LISTED ENTRIES
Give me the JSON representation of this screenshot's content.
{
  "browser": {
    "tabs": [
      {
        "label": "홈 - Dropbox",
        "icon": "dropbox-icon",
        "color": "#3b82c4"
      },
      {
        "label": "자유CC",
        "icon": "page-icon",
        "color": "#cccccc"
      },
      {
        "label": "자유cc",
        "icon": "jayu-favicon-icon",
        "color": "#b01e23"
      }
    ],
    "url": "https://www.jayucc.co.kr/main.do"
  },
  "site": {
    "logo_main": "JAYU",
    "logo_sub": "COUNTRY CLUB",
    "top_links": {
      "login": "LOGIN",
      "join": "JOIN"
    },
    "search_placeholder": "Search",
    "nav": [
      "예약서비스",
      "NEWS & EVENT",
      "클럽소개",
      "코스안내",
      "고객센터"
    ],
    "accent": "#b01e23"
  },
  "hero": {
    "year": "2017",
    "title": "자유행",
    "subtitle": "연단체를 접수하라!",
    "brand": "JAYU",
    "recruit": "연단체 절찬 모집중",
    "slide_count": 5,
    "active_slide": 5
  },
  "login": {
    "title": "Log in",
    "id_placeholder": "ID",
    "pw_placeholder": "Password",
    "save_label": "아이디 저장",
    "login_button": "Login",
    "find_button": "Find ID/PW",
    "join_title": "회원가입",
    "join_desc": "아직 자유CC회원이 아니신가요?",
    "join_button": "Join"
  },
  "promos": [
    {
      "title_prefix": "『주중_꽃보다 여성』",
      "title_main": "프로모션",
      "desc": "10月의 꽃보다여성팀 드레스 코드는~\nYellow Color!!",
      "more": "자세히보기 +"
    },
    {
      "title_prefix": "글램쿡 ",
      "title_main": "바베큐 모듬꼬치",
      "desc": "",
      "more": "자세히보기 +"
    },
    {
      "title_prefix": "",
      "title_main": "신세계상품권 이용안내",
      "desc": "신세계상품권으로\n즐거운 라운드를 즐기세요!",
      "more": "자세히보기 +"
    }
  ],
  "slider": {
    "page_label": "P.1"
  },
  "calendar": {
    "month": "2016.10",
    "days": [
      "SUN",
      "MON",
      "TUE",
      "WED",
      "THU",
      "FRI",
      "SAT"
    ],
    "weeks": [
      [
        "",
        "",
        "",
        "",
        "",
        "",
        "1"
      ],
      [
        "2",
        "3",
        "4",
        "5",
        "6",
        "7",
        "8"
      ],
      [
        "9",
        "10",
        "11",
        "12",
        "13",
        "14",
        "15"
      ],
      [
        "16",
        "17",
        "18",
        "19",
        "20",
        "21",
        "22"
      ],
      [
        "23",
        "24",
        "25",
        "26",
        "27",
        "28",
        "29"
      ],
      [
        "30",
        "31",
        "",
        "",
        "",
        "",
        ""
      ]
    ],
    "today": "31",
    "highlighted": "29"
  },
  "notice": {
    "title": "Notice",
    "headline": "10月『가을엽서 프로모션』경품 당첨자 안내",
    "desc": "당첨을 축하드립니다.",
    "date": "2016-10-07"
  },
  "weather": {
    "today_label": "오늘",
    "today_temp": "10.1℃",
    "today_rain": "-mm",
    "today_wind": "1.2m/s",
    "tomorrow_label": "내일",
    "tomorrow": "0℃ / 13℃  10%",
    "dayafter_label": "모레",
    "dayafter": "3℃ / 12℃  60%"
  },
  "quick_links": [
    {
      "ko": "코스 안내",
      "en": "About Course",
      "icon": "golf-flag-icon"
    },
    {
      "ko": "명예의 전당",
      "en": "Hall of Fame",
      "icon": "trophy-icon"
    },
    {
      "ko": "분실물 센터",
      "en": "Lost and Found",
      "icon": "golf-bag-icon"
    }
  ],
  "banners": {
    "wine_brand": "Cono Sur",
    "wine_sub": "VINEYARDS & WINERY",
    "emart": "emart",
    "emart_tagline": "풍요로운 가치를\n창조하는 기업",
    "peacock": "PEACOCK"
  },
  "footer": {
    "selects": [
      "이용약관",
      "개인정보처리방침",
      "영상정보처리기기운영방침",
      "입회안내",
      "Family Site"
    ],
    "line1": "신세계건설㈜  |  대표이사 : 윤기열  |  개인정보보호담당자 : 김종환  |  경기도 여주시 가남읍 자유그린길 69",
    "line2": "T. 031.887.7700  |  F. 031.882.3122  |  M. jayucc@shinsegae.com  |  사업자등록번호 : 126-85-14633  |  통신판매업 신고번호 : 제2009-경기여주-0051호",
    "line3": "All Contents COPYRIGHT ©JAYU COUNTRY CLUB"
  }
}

GOAL OF THE EXERCISE
Look through the entries above and count each line holding "icon"; report the count alone.

COMPLETE OUTPUT
6